** Start DATA ENTRIES **

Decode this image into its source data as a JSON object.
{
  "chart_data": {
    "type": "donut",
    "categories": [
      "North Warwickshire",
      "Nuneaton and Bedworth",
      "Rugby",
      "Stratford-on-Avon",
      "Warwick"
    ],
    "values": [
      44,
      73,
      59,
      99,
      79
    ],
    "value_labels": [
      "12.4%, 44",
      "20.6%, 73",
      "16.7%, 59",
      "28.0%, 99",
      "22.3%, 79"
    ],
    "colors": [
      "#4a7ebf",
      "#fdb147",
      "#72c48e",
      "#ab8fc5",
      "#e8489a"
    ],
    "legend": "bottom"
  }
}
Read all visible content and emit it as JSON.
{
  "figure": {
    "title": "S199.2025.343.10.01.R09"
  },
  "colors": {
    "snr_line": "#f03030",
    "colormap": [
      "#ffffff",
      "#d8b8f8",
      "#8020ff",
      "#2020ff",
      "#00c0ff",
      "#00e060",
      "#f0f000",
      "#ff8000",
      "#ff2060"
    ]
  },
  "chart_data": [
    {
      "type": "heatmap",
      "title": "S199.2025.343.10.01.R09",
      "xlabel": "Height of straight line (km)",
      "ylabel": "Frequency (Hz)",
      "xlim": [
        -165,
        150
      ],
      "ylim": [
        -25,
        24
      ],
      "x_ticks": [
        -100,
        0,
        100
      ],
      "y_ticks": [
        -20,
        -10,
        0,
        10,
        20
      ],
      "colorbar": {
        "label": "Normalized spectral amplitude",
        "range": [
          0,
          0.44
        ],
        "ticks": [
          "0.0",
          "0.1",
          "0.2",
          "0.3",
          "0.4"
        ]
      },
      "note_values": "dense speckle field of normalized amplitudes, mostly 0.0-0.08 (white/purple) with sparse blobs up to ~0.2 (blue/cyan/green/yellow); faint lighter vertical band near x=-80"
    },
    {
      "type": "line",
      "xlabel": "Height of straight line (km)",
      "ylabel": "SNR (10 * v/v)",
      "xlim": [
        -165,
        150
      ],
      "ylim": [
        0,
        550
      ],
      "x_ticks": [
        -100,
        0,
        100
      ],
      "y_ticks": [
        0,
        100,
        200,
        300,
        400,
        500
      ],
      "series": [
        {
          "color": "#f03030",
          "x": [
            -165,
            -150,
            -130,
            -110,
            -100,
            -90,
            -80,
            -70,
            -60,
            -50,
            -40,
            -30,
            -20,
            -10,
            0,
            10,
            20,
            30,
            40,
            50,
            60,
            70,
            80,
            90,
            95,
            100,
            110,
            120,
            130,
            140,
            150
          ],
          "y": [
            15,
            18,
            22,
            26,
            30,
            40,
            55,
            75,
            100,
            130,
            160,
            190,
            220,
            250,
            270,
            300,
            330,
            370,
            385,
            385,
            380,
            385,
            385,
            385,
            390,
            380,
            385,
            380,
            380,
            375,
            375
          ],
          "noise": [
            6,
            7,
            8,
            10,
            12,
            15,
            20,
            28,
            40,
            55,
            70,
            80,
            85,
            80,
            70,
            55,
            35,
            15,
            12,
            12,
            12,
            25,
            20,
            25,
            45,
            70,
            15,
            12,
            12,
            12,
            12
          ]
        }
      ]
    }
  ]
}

** End DATA ENTRIES **

### [EXERCISE DETAILS]
In full and verbatim, repeat the records given above.

### [FULL SOLUTION]
Decode this image into its source data as a JSON object.
{
  "chart_data": {
    "type": "donut",
    "categories": [
      "North Warwickshire",
      "Nuneaton and Bedworth",
      "Rugby",
      "Stratford-on-Avon",
      "Warwick"
    ],
    "values": [
      44,
      73,
      59,
      99,
      79
    ],
    "value_labels": [
      "12.4%, 44",
      "20.6%, 73",
      "16.7%, 59",
      "28.0%, 99",
      "22.3%, 79"
    ],
    "colors": [
      "#4a7ebf",
      "#fdb147",
      "#72c48e",
      "#ab8fc5",
      "#e8489a"
    ],
    "legend": "bottom"
  }
}
Read all visible content and emit it as JSON.
{
  "figure": {
    "title": "S199.2025.343.10.01.R09"
  },
  "colors": {
    "snr_line": "#f03030",
    "colormap": [
      "#ffffff",
      "#d8b8f8",
      "#8020ff",
      "#2020ff",
      "#00c0ff",
      "#00e060",
      "#f0f000",
      "#ff8000",
      "#ff2060"
    ]
  },
  "chart_data": [
    {
      "type": "heatmap",
      "title": "S199.2025.343.10.01.R09",
      "xlabel": "Height of straight line (km)",
      "ylabel": "Frequency (Hz)",
      "xlim": [
        -165,
        150
      ],
      "ylim": [
        -25,
        24
      ],
      "x_ticks": [
        -100,
        0,
        100
      ],
      "y_ticks": [
        -20,
        -10,
        0,
        10,
        20
      ],
      "colorbar": {
        "label": "Normalized spectral amplitude",
        "range": [
          0,
          0.44
        ],
        "ticks": [
          "0.0",
          "0.1",
          "0.2",
          "0.3",
          "0.4"
        ]
      },
      "note_values": "dense speckle field of normalized amplitudes, mostly 0.0-0.08 (white/purple) with sparse blobs up to ~0.2 (blue/cyan/green/yellow); faint lighter vertical band near x=-80"
    },
    {
      "type": "line",
      "xlabel": "Height of straight line (km)",
      "ylabel": "SNR (10 * v/v)",
      "xlim": [
        -165,
        150
      ],
      "ylim": [
        0,
        550
      ],
      "x_ticks": [
        -100,
        0,
        100
      ],
      "y_ticks": [
        0,
        100,
        200,
        300,
        400,
        500
      ],
      "series": [
        {
          "color": "#f03030",
          "x": [
            -165,
            -150,
            -130,
            -110,
            -100,
            -90,
            -80,
            -70,
            -60,
            -50,
            -40,
            -30,
            -20,
            -10,
            0,
            10,
            20,
            30,
            40,
            50,
            60,
            70,
            80,
            90,
            95,
            100,
            110,
            120,
            130,
            140,
            150
          ],
          "y": [
            15,
            18,
            22,
            26,
            30,
            40,
            55,
            75,
            100,
            130,
            160,
            190,
            220,
            250,
            270,
            300,
            330,
            370,
            385,
            385,
            380,
            385,
            385,
            385,
            390,
            380,
            385,
            380,
            380,
            375,
            375
          ],
          "noise": [
            6,
            7,
            8,
            10,
            12,
            15,
            20,
            28,
            40,
            55,
            70,
            80,
            85,
            80,
            70,
            55,
            35,
            15,
            12,
            12,
            12,
            25,
            20,
            25,
            45,
            70,
            15,
            12,
            12,
            12,
            12
          ]
        }
      ]
    }
  ]
}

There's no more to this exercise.